> [Task material]:

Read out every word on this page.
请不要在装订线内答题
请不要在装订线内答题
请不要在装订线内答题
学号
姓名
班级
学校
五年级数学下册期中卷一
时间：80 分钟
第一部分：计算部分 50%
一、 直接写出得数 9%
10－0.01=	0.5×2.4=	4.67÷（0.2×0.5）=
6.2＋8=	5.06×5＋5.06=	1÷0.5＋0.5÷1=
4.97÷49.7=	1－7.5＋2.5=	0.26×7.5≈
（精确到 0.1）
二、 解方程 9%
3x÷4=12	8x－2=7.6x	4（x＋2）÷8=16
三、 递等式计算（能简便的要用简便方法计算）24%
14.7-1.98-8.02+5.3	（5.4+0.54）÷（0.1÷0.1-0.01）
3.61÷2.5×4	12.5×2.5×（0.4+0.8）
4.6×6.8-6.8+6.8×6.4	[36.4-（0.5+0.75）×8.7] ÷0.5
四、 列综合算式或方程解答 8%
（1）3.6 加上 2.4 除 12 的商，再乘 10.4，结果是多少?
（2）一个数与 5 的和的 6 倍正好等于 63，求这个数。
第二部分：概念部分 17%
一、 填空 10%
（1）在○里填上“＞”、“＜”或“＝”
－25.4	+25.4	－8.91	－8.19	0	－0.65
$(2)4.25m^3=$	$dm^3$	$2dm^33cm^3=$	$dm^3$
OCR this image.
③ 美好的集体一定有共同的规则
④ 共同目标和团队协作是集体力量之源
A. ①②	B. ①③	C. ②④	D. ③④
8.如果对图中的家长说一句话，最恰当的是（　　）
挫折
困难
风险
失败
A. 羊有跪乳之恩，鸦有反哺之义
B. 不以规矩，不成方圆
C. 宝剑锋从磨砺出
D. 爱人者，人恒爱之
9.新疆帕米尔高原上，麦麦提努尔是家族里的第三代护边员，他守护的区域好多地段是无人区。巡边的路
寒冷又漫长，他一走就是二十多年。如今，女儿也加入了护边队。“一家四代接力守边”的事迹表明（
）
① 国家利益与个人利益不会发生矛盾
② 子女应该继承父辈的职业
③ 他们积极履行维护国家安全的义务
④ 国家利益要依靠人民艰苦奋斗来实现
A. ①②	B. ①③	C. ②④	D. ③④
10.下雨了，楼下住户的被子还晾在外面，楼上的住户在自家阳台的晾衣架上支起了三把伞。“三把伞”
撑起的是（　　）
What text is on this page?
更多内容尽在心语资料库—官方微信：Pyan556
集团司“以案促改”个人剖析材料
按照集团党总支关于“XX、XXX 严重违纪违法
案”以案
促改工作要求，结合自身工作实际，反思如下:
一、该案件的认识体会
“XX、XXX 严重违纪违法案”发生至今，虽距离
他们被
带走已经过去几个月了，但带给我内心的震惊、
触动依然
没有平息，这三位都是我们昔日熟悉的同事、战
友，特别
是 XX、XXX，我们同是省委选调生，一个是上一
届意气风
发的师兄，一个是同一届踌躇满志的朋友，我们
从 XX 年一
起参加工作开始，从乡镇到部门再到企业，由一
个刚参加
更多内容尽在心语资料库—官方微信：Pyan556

> [Exercise goal]: Quote the line that contains "What text is on this page?" and each line after it through the end of the data, exactly, leaving out everything else.

> [Solution to the problem]:
What text is on this page?
更多内容尽在心语资料库—官方微信：Pyan556
集团司“以案促改”个人剖析材料
按照集团党总支关于“XX、XXX 严重违纪违法
案”以案
促改工作要求，结合自身工作实际，反思如下:
一、该案件的认识体会
“XX、XXX 严重违纪违法案”发生至今，虽距离
他们被
带走已经过去几个月了，但带给我内心的震惊、
触动依然
没有平息，这三位都是我们昔日熟悉的同事、战
友，特别
是 XX、XXX，我们同是省委选调生，一个是上一
届意气风
发的师兄，一个是同一届踌躇满志的朋友，我们
从 XX 年一
起参加工作开始，从乡镇到部门再到企业，由一
个刚参加
更多内容尽在心语资料库—官方微信：Pyan556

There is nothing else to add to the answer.